DATA ENTRIES start

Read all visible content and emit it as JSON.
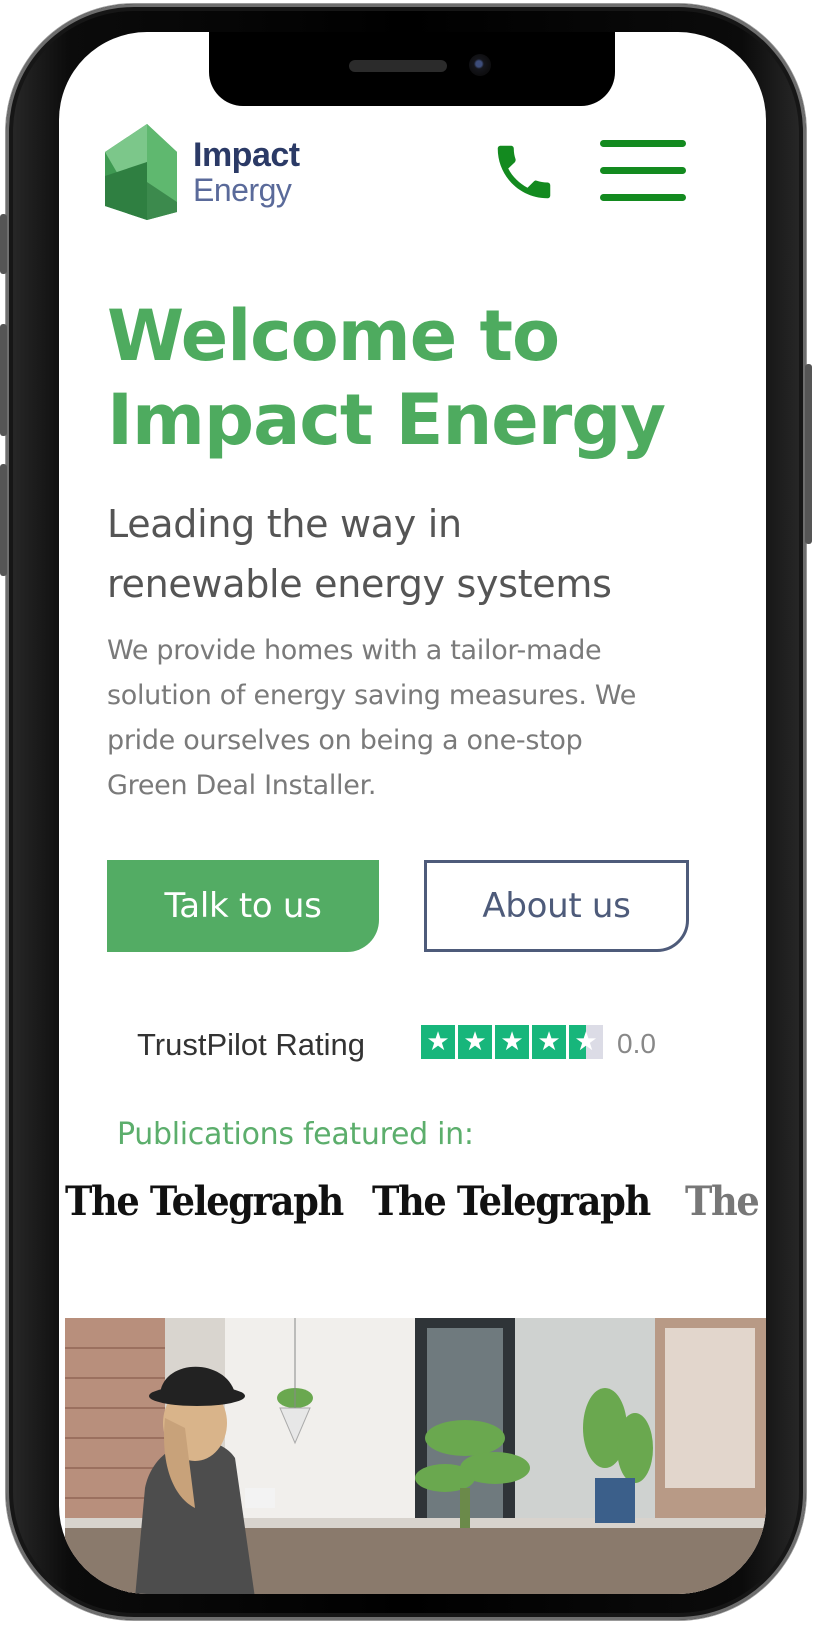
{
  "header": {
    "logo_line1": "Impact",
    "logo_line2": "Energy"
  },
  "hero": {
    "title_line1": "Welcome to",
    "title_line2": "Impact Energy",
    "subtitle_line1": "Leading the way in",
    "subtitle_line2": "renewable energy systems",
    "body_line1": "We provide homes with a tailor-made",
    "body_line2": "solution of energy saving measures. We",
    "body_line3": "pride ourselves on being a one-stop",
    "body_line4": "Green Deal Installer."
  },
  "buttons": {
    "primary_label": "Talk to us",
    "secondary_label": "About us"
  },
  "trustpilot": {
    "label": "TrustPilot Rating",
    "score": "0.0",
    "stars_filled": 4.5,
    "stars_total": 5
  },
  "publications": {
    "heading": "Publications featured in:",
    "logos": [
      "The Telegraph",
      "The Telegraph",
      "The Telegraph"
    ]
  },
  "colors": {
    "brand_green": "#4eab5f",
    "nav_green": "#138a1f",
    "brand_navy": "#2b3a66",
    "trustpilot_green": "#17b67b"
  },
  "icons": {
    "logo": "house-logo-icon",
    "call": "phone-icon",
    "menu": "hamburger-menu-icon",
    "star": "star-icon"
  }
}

DATA ENTRIES end

AIM — Write out each line again precisely as it appears, skipping every picture.

RESULT OF THE TASK —
Read all visible content and emit it as JSON.
{
  "header": {
    "logo_line1": "Impact",
    "logo_line2": "Energy"
  },
  "hero": {
    "title_line1": "Welcome to",
    "title_line2": "Impact Energy",
    "subtitle_line1": "Leading the way in",
    "subtitle_line2": "renewable energy systems",
    "body_line1": "We provide homes with a tailor-made",
    "body_line2": "solution of energy saving measures. We",
    "body_line3": "pride ourselves on being a one-stop",
    "body_line4": "Green Deal Installer."
  },
  "buttons": {
    "primary_label": "Talk to us",
    "secondary_label": "About us"
  },
  "trustpilot": {
    "label": "TrustPilot Rating",
    "score": "0.0",
    "stars_filled": 4.5,
    "stars_total": 5
  },
  "publications": {
    "heading": "Publications featured in:",
    "logos": [
      "The Telegraph",
      "The Telegraph",
      "The Telegraph"
    ]
  },
  "colors": {
    "brand_green": "#4eab5f",
    "nav_green": "#138a1f",
    "brand_navy": "#2b3a66",
    "trustpilot_green": "#17b67b"
  },
  "icons": {
    "logo": "house-logo-icon",
    "call": "phone-icon",
    "menu": "hamburger-menu-icon",
    "star": "star-icon"
  }
}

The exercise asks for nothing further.